Dataset entries on figures
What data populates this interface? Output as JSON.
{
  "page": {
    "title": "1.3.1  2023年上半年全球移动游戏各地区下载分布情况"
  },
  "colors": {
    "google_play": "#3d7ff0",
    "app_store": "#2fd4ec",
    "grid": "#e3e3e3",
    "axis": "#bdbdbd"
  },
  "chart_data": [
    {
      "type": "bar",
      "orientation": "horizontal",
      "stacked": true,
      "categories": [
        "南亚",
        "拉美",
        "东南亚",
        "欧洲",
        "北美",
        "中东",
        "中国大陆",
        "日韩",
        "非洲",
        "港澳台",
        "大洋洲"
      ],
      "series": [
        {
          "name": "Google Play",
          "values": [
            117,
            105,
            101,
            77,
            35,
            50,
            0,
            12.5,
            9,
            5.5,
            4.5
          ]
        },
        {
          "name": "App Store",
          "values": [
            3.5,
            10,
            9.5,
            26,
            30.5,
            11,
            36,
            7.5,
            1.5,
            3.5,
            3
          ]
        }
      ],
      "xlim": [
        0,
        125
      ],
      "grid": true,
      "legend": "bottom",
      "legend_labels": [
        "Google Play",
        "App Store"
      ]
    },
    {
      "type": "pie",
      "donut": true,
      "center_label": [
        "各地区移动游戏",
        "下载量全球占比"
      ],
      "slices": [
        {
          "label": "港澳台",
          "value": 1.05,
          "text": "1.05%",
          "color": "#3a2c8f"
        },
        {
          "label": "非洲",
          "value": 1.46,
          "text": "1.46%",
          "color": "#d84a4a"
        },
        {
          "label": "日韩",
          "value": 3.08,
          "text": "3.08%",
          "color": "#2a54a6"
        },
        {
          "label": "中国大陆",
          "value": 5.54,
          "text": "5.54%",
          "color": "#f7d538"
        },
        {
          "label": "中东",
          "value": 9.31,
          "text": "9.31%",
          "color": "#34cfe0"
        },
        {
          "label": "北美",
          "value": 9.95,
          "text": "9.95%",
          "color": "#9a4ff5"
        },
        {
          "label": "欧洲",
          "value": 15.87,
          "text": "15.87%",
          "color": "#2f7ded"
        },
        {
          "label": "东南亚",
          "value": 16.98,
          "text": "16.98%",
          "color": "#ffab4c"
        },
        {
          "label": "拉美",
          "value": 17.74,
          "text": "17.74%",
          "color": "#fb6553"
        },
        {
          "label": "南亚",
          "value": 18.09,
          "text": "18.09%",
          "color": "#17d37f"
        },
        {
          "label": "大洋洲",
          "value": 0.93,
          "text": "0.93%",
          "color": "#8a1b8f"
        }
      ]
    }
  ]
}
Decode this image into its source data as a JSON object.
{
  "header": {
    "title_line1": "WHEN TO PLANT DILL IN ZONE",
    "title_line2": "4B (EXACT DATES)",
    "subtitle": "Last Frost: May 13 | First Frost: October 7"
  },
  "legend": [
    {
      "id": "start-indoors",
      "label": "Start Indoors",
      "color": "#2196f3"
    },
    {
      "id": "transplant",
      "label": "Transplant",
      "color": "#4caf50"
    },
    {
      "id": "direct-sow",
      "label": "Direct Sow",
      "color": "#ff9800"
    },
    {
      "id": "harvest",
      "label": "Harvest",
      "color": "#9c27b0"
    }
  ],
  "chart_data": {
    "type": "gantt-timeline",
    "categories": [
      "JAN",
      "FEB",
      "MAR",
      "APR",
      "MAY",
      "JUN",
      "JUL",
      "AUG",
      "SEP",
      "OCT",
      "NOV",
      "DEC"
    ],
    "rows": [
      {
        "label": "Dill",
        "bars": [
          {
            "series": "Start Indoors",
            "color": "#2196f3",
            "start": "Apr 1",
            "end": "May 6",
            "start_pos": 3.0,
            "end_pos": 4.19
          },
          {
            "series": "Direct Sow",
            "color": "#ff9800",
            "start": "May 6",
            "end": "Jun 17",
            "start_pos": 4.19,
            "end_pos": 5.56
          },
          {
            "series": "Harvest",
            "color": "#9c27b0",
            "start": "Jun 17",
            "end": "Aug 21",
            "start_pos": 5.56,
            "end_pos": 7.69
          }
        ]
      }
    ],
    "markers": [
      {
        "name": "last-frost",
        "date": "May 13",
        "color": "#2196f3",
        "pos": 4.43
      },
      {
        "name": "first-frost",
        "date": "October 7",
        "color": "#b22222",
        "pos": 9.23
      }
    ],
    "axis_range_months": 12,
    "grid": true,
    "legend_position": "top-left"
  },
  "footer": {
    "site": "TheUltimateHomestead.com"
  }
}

**Task goal**
Give the count of lines in the records that contain "name", and no other text.

**Output of the task**
4